**Written task:**
Show each line from the listing that includes the word "EXCELLENCE".

**Listed records:**
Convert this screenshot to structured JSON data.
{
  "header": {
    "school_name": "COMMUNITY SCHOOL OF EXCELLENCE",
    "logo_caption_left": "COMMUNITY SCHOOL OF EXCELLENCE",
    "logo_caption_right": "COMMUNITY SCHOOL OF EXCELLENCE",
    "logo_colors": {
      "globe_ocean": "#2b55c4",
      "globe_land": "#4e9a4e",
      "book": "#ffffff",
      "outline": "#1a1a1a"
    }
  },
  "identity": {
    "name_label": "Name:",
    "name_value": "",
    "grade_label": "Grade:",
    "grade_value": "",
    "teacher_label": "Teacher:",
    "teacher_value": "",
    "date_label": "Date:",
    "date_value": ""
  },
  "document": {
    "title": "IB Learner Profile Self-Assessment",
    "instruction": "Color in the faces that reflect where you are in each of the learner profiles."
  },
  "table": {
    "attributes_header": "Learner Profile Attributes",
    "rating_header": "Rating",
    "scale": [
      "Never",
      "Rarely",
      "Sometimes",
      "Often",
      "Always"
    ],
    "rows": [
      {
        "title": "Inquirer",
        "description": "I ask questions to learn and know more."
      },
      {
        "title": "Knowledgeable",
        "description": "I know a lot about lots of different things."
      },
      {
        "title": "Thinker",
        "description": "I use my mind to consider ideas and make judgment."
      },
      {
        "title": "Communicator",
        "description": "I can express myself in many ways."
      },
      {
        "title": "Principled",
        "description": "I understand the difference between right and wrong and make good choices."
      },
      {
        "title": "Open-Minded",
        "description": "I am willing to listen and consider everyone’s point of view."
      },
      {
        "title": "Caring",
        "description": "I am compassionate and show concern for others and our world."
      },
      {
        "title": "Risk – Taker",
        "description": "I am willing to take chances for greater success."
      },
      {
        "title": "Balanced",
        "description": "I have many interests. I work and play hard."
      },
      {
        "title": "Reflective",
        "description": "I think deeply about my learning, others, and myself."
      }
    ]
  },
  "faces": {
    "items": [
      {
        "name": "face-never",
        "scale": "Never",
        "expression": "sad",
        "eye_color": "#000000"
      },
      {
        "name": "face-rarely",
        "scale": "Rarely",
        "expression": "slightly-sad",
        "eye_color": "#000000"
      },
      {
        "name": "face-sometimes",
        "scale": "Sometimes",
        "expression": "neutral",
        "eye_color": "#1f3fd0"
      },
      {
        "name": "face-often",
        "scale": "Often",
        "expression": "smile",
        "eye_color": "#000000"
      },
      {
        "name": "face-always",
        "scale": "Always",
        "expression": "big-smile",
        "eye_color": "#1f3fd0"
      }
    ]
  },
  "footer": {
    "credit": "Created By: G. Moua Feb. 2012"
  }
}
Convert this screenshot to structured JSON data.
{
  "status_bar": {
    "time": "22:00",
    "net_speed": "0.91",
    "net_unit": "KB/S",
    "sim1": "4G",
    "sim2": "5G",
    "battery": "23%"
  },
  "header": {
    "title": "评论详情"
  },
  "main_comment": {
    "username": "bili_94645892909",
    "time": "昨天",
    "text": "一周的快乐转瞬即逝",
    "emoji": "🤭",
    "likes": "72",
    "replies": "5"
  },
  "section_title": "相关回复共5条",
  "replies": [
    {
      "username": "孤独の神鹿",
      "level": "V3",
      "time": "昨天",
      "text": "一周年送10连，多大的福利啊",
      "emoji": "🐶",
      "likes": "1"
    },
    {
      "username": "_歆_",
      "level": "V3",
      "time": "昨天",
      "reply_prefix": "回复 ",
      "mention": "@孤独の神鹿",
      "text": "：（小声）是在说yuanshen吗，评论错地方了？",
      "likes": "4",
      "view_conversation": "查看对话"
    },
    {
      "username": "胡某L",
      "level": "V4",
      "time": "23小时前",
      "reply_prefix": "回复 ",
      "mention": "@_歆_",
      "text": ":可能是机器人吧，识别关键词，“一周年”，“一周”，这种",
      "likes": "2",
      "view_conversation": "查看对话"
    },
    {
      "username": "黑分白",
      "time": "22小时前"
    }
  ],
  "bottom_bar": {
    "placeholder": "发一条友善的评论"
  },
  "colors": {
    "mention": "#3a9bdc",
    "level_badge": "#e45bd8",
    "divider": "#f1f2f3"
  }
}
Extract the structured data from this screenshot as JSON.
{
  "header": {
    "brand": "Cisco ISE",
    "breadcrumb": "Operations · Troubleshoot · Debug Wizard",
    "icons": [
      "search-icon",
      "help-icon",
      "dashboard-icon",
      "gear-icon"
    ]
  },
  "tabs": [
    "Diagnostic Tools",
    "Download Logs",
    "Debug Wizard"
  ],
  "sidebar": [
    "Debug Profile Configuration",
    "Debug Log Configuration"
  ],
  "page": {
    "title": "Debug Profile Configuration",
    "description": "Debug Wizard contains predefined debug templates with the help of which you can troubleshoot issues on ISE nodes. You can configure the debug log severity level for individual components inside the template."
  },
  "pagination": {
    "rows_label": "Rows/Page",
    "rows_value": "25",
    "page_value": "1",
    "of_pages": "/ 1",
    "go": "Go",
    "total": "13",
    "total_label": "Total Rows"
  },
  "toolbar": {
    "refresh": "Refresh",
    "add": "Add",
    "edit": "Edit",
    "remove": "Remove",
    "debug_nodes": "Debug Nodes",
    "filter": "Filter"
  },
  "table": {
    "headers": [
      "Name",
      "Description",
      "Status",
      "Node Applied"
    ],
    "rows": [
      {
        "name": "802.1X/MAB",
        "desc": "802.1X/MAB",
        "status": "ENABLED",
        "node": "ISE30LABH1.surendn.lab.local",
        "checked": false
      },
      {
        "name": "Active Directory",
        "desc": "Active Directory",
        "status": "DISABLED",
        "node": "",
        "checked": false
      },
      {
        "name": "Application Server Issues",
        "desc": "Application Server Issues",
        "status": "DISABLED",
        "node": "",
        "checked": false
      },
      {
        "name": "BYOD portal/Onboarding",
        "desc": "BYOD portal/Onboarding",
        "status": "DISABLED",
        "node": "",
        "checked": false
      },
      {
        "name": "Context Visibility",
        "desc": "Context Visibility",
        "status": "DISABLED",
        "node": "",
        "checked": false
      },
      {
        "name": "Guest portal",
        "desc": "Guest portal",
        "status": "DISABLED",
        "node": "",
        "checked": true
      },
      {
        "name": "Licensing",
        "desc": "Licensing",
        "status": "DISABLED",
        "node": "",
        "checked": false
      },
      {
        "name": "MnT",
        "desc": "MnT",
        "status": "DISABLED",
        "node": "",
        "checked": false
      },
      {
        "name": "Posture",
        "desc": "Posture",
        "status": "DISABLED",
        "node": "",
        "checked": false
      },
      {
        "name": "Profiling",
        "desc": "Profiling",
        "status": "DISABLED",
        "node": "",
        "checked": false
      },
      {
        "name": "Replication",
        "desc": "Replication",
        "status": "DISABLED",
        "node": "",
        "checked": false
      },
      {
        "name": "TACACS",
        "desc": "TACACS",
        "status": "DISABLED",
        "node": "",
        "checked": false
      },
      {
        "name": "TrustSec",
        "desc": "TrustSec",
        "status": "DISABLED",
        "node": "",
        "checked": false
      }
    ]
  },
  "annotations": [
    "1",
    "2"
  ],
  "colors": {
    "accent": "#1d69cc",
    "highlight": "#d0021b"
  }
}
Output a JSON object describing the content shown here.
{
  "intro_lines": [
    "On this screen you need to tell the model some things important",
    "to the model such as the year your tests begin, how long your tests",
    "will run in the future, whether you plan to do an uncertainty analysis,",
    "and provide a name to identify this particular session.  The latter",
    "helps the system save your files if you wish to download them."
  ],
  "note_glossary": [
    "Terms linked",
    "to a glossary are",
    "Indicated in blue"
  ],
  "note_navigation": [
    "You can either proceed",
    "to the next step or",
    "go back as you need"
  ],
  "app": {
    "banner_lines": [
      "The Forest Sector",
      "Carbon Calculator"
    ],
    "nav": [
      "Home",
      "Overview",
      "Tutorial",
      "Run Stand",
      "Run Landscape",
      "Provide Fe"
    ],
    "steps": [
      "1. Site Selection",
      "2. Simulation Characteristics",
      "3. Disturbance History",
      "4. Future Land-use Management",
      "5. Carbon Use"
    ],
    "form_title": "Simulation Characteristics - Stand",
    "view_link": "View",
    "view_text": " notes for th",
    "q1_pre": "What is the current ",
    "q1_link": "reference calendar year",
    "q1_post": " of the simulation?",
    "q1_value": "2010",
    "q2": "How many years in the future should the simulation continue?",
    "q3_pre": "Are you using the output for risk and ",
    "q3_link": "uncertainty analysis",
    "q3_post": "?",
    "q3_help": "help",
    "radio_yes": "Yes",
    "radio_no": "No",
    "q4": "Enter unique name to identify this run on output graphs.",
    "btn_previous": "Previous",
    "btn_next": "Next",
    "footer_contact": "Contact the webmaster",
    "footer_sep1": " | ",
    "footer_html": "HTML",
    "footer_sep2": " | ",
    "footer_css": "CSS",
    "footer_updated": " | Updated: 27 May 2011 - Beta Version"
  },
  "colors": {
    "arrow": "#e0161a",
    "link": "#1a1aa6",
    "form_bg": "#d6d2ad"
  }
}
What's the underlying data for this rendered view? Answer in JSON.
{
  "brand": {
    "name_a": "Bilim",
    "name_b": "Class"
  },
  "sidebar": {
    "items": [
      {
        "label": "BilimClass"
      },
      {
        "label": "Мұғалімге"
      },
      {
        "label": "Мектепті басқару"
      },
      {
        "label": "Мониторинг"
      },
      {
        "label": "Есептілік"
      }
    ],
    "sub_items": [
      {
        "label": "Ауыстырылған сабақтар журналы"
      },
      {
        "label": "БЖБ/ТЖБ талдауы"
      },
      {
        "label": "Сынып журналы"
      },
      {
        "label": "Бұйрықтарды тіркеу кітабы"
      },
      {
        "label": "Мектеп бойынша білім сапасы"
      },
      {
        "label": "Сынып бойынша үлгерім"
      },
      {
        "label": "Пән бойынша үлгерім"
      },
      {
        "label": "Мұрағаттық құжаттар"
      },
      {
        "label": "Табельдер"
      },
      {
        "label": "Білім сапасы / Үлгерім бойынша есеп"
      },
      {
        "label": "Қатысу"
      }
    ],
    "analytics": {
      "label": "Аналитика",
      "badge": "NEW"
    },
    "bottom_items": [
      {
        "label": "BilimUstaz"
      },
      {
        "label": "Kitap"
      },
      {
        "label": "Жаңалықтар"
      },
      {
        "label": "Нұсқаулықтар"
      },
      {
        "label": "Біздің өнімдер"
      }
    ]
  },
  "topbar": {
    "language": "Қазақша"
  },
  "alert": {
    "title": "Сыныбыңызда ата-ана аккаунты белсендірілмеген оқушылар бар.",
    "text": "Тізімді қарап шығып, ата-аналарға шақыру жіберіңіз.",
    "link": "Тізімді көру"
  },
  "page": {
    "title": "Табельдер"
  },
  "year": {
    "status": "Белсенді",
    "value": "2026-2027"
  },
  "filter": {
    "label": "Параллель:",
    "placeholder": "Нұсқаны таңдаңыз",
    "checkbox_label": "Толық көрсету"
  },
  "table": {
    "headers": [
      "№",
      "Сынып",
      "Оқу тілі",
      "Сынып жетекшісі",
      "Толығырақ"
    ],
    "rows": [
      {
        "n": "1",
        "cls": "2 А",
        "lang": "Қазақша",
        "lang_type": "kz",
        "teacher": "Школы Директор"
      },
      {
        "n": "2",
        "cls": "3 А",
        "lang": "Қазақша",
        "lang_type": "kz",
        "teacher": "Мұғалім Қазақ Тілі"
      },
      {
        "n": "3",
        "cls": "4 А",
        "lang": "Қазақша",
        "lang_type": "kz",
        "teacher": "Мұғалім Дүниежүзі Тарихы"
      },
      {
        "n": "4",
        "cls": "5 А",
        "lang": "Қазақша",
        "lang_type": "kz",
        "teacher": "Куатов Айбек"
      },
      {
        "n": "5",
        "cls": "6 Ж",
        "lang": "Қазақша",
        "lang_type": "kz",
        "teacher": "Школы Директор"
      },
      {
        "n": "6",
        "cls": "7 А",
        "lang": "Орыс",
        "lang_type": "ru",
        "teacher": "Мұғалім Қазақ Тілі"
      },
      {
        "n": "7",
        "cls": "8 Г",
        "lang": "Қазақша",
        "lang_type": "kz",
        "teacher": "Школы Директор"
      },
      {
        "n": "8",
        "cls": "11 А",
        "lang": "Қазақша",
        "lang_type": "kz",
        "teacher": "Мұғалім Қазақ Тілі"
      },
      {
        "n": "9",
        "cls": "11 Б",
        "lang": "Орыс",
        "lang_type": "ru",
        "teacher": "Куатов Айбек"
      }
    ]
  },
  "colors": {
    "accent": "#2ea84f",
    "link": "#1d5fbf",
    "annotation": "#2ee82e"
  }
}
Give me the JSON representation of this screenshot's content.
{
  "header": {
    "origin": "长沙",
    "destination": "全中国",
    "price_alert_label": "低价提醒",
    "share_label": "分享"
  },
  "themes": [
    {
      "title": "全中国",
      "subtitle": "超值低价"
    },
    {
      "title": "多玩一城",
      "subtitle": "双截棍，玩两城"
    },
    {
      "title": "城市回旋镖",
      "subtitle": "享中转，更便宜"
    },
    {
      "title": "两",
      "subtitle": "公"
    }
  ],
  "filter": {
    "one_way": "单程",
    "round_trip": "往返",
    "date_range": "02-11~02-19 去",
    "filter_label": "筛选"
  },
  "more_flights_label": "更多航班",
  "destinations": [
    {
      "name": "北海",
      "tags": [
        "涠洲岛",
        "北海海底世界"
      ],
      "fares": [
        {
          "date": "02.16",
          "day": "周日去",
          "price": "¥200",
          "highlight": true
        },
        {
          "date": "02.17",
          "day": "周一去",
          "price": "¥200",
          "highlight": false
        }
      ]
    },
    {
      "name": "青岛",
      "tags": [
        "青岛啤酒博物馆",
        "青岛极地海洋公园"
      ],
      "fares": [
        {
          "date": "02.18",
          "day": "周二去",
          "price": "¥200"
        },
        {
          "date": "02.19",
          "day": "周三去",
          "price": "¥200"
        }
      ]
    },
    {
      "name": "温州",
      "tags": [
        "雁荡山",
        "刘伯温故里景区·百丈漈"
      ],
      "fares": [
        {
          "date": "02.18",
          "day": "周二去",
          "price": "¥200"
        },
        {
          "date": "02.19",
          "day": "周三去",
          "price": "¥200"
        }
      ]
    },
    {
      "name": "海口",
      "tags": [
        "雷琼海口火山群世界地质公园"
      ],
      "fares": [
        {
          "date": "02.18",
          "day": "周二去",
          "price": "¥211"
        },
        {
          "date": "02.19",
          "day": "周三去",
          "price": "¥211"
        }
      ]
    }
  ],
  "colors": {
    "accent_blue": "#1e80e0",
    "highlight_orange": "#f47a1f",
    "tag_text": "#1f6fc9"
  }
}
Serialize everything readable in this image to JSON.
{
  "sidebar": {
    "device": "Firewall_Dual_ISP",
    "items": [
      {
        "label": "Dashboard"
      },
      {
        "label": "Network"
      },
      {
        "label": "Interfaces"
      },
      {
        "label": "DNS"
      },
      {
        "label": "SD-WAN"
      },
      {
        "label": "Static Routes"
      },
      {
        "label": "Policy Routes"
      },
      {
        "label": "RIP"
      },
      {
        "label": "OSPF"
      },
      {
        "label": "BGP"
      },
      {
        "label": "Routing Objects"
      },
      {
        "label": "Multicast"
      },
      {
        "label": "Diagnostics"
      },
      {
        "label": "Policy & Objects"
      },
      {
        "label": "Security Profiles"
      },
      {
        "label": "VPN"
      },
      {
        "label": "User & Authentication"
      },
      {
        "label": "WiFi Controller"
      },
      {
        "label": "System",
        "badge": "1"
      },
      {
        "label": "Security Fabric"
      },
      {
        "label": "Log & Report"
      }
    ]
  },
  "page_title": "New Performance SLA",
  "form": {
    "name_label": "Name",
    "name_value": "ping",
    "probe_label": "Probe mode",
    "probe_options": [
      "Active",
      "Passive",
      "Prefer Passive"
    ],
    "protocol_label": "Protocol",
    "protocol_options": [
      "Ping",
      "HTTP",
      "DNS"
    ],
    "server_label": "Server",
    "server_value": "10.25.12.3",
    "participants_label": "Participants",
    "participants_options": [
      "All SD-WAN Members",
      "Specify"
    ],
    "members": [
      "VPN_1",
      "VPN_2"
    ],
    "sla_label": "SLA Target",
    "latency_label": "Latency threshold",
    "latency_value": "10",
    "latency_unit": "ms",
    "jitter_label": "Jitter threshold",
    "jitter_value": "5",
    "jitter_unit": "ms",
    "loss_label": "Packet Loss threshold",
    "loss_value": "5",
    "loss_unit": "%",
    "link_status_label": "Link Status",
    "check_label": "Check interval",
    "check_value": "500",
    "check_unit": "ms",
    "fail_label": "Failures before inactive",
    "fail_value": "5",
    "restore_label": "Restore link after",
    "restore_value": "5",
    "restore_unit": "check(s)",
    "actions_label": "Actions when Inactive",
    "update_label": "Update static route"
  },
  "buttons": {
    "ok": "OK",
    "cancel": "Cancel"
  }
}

**Finished exercise:**
    "school_name": "COMMUNITY SCHOOL OF EXCELLENCE",
    "logo_caption_left": "COMMUNITY SCHOOL OF EXCELLENCE",
    "logo_caption_right": "COMMUNITY SCHOOL OF EXCELLENCE",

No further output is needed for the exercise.